## TEXTO APRESENTADO
· · · ·

'O objetivo do Irã com o ataque foi fazer
um espetáculo para o mundo testemunhar', diz pesquisadora
O Irã lançou
um ataque sem precedentes contra Israel no sábado (13/4), em uma escalada da situação turbulenta
no Oriente Médio.
A ofensiva do Irã é
uma retaliação ao ataque ao seu consulado em Damasco, na Síria, que matou
comandantes militares iranianos no início deste mês. O ataque foi atribuído a
Israel, embora o país não tenha assumido a autoria.
Após o ataque do Irã,
Israel disse que, com a ajuda dos Estados Unidos, interceptou quase todos os mais de 300
drones e mísseis lançados pelo país.
O ministro da Defesa
israelense, Yoav Gallant, afirmou que o confronto com o Irã “ainda não acabou”.
Mas o Irã disse que o
ataque “alcançou seus objetivos” e acrescentou que usará uma força maior força
se Israel realiar.
Para entender o que
pode acontecer agora em uma região que já é palco da guerra na Faixa de Gaza, a
BBC News Mundo (serviço em espanhol da BBC) conversou com Lina Khatib,
pesquisadora especialista em Oriente Médio ligada à Chatham House, uma
consultoria e centro de pesquisas em Londres.
LEIA A ENTREVISTA:
·
Porque é que o Irã fez
este ataque agora?
Lina
Khatib - Acredita-se que o objetivo do Irã com este
ataque foi proporcionar uma espécie de espectáculo para o mundo testemunhar.
(A ofensiva) foi
amplamente coreografada e bastante limitada. E até o próprio Irã emitiu uma
declaração após o ataque em que dizia: “consideramos o assunto encerrado”,
referindo-se à possibilidade de retaliação.
Isto mostra que o Irã
queria enviar uma mensagem muito clara e firme para impor respeito e ser visto
como capaz de responder diretamente a Israel (após o ataque em Damasco).
Mas é claro que o Irã
não quer que a coisa se torne uma escalada de tensões.
·
Israel disse que “o
confronto com o Irã não acabou”. Existe o perigo de qualquer um dos lados
lançar outro ataque e escalar a disputa?

· · · ·

## ENTRADAS FORNECIDAS
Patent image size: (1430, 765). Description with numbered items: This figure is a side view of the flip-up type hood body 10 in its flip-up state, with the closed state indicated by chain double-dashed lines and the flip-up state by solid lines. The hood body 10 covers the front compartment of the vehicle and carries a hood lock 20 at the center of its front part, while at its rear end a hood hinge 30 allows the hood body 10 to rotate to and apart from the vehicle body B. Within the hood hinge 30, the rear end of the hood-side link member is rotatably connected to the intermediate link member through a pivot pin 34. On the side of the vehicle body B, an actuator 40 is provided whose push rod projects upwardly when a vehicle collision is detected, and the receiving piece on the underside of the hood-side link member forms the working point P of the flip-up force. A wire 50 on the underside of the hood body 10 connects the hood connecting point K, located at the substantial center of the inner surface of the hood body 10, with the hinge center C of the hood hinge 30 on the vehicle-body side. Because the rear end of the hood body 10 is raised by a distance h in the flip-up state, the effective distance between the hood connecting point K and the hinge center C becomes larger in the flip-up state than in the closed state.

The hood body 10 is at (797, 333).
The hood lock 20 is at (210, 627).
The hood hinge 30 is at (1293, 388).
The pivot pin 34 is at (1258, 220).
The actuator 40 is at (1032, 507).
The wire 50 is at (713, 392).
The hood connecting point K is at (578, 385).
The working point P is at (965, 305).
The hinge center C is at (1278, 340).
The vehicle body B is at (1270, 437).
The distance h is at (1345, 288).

· · · ·

## SOBRE A TAREFA
Edite a entrevista sobre o ataque do Irã a Israel, reproduzindo tudo desde "(A ofensiva) foi" até "escalar a disputa?", com "coreografada" substituído por "encenada".

## RESULTADO COMPLETO
(A ofensiva) foi
amplamente encenada e bastante limitada. E até o próprio Irã emitiu uma
declaração após o ataque em que dizia: “consideramos o assunto encerrado”,
referindo-se à possibilidade de retaliação.
Isto mostra que o Irã
queria enviar uma mensagem muito clara e firme para impor respeito e ser visto
como capaz de responder diretamente a Israel (após o ataque em Damasco).
Mas é claro que o Irã
não quer que a coisa se torne uma escalada de tensões.
·
Israel disse que “o
confronto com o Irã não acabou”. Existe o perigo de qualquer um dos lados
lançar outro ataque e escalar a disputa?